**** Quoted text ****

I'm not sure why 1) wouldn't be fine. I'm guessing the reason we want 2 is
for a unified way of dealing with missing columns? I feel like that
probably should be left up to the underlying datasource implementation. For
example if you have missing columns with a database the Datasource can
choose a value based on the Database's metadata if such a thing exists, I
don't think Spark should really have a this level of detail but I've also
missed out on all of these meetings (sorry it's family dinner time :) ) so
I may be missing something.

So my tldr is, Let a datasource report whether or not missing columns are
OK and let the Datasource deal with the missing data based on it's
underlying storage.

On Wed, Dec 19, 2018 at 8:23 AM Wenchen Fan <cloud0...@gmail.com> wrote:

> I agree that we should not rewrite existing parquet files when a new
> column is added, but we should also try out best to make the behavior same
> as RDBMS/SQL standard.
>
> 1. it should be the user who decides the default value of a column, by
> CREATE TABLE, or ALTER TABLE ADD COLUMN, or ALTER TABLE ALTER COLUMN.
> 2. When adding a new column, the default value should be effective for all
> the existing data, and newly written data.
> 3. When altering an existing column and change the default value, it
> should be effective for newly written data only.

****

*Set tasks*.
• a. In the email about missing columns, reproduce the passage from "So my tldr is, Let" to "TABLE ALTER COLUMN.", swapping "default value" for "initial value".
• b. Answer these on the email about missing columns:
(i) On what can a Datasource base its value for missing columns in a database?
(ii) Who should decide the default value of a column, according to point 1?
(iii) To which data should a changed default value apply when an existing column is altered?
Rely on the email by itself, without outside knowledge.

**** Information shown ****

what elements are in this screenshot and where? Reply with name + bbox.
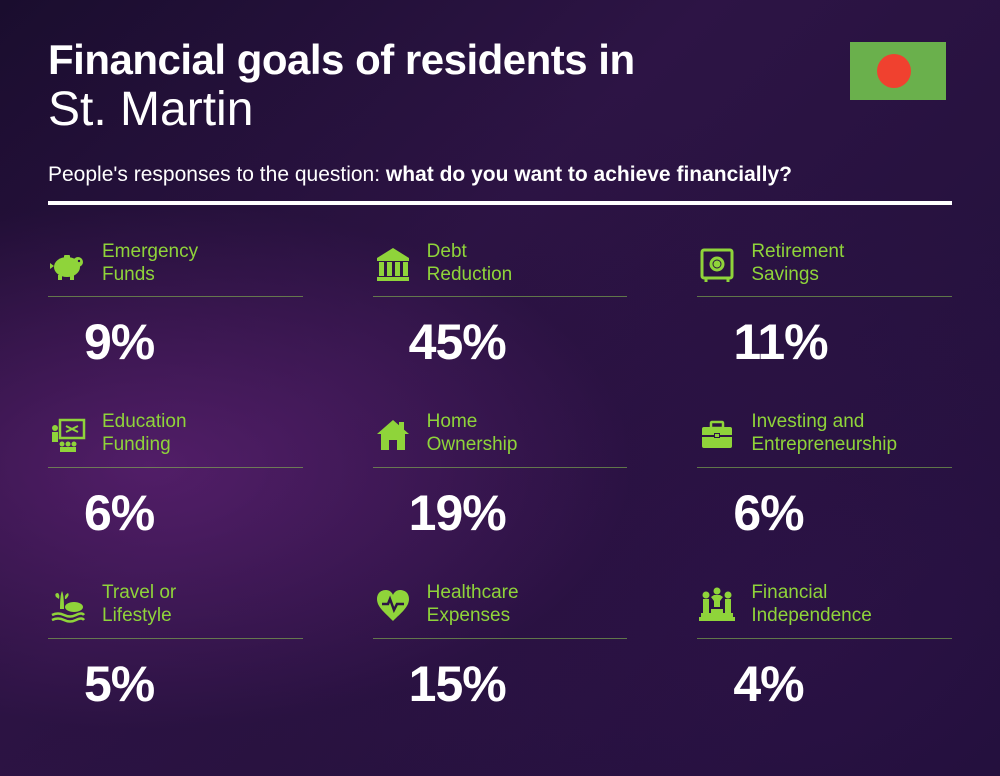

****

*Task responses*.
• a.
So my tldr is, Let a datasource report whether or not missing columns are
OK and let the Datasource deal with the missing data based on it's
underlying storage.

On Wed, Dec 19, 2018 at 8:23 AM Wenchen Fan <cloud0...@gmail.com> wrote:

> I agree that we should not rewrite existing parquet files when a new
> column is added, but we should also try out best to make the behavior same
> as RDBMS/SQL standard.
>
> 1. it should be the user who decides the initial value of a column, by
> CREATE TABLE, or ALTER TABLE ADD COLUMN, or ALTER TABLE ALTER COLUMN.

• b.
(i) The Database's metadata, if such a thing exists.
(ii) The user.
(iii) Newly written data only.